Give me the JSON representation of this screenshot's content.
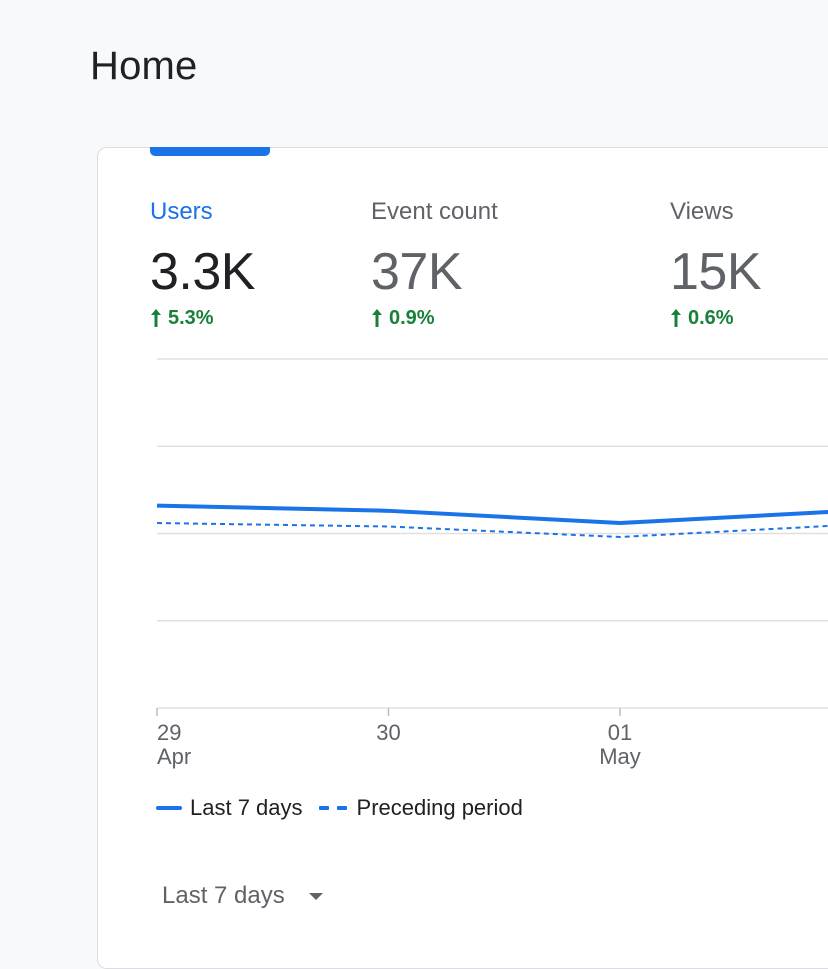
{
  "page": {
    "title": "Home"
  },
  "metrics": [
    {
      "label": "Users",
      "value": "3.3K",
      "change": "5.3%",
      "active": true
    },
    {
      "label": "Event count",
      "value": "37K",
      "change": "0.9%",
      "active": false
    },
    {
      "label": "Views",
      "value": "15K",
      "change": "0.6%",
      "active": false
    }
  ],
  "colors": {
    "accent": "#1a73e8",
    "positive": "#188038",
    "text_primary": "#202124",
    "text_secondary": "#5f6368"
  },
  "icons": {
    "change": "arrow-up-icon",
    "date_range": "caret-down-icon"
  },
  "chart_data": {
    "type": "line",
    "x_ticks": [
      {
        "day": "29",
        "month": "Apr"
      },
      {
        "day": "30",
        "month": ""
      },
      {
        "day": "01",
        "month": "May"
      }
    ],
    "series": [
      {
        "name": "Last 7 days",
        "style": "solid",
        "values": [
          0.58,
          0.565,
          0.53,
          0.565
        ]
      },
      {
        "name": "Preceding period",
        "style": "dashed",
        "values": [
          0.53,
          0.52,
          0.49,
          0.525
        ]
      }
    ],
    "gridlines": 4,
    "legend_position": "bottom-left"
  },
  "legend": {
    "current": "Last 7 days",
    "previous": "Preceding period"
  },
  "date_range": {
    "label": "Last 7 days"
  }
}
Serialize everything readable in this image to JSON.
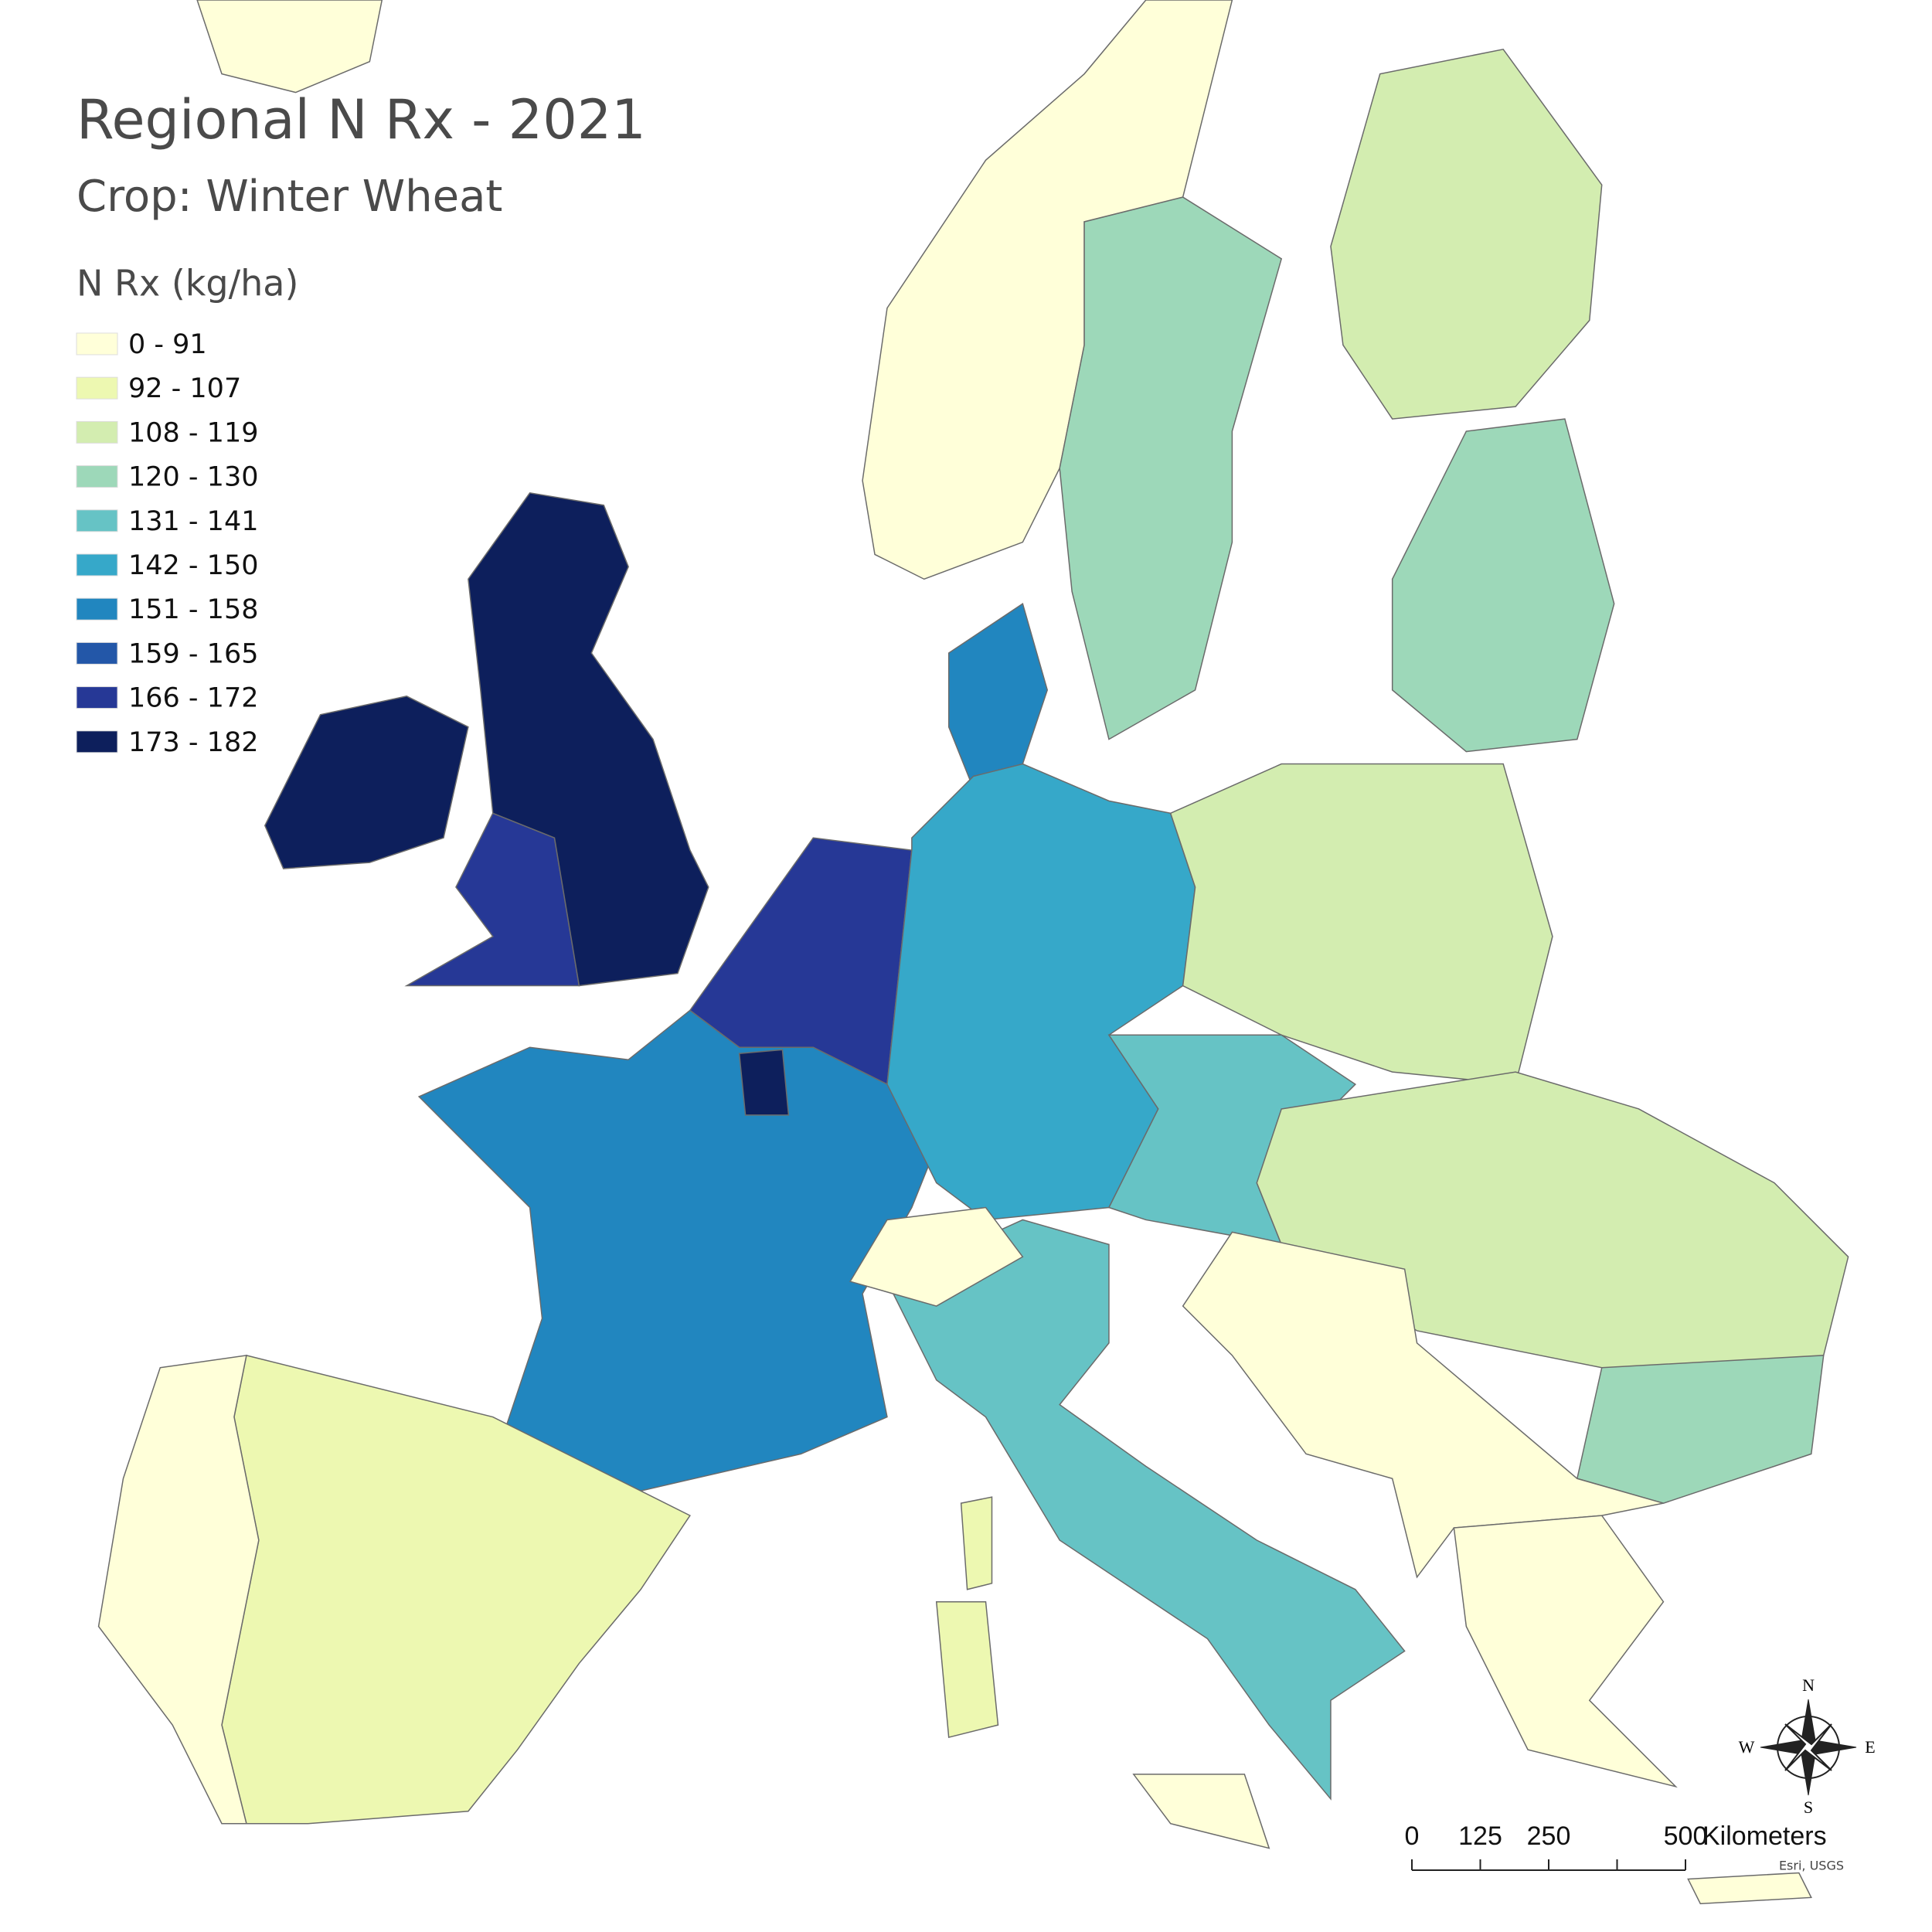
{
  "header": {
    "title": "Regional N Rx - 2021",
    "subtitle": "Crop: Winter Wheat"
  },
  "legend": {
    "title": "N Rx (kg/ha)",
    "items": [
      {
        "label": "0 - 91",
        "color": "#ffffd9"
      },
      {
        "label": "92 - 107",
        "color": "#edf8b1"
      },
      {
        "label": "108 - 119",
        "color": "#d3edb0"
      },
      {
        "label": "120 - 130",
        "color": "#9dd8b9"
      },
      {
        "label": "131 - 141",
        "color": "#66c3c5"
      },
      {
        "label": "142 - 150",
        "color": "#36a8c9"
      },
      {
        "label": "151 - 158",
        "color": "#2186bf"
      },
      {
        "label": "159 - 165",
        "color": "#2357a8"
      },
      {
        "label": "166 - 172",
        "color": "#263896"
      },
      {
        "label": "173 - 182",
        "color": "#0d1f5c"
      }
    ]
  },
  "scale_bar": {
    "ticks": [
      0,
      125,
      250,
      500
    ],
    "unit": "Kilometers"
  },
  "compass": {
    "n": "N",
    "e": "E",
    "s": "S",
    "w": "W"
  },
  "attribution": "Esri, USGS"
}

◇ ◇ ◇

◆ **The problem**
Without including any pictures, output all the entries above exactly.

◆ **Full solution**
Give me the JSON representation of this screenshot's content.
{
  "page": {
    "title": "Home"
  },
  "metrics": [
    {
      "label": "Users",
      "value": "3.3K",
      "change": "5.3%",
      "active": true
    },
    {
      "label": "Event count",
      "value": "37K",
      "change": "0.9%",
      "active": false
    },
    {
      "label": "Views",
      "value": "15K",
      "change": "0.6%",
      "active": false
    }
  ],
  "colors": {
    "accent": "#1a73e8",
    "positive": "#188038",
    "text_primary": "#202124",
    "text_secondary": "#5f6368"
  },
  "icons": {
    "change": "arrow-up-icon",
    "date_range": "caret-down-icon"
  },
  "chart_data": {
    "type": "line",
    "x_ticks": [
      {
        "day": "29",
        "month": "Apr"
      },
      {
        "day": "30",
        "month": ""
      },
      {
        "day": "01",
        "month": "May"
      }
    ],
    "series": [
      {
        "name": "Last 7 days",
        "style": "solid",
        "values": [
          0.58,
          0.565,
          0.53,
          0.565
        ]
      },
      {
        "name": "Preceding period",
        "style": "dashed",
        "values": [
          0.53,
          0.52,
          0.49,
          0.525
        ]
      }
    ],
    "gridlines": 4,
    "legend_position": "bottom-left"
  },
  "legend": {
    "current": "Last 7 days",
    "previous": "Preceding period"
  },
  "date_range": {
    "label": "Last 7 days"
  }
}
Serialize everything readable in this image to JSON.
{
  "header": {
    "title": "Regional N Rx - 2021",
    "subtitle": "Crop: Winter Wheat"
  },
  "legend": {
    "title": "N Rx (kg/ha)",
    "items": [
      {
        "label": "0 - 91",
        "color": "#ffffd9"
      },
      {
        "label": "92 - 107",
        "color": "#edf8b1"
      },
      {
        "label": "108 - 119",
        "color": "#d3edb0"
      },
      {
        "label": "120 - 130",
        "color": "#9dd8b9"
      },
      {
        "label": "131 - 141",
        "color": "#66c3c5"
      },
      {
        "label": "142 - 150",
        "color": "#36a8c9"
      },
      {
        "label": "151 - 158",
        "color": "#2186bf"
      },
      {
        "label": "159 - 165",
        "color": "#2357a8"
      },
      {
        "label": "166 - 172",
        "color": "#263896"
      },
      {
        "label": "173 - 182",
        "color": "#0d1f5c"
      }
    ]
  },
  "scale_bar": {
    "ticks": [
      0,
      125,
      250,
      500
    ],
    "unit": "Kilometers"
  },
  "compass": {
    "n": "N",
    "e": "E",
    "s": "S",
    "w": "W"
  },
  "attribution": "Esri, USGS"
}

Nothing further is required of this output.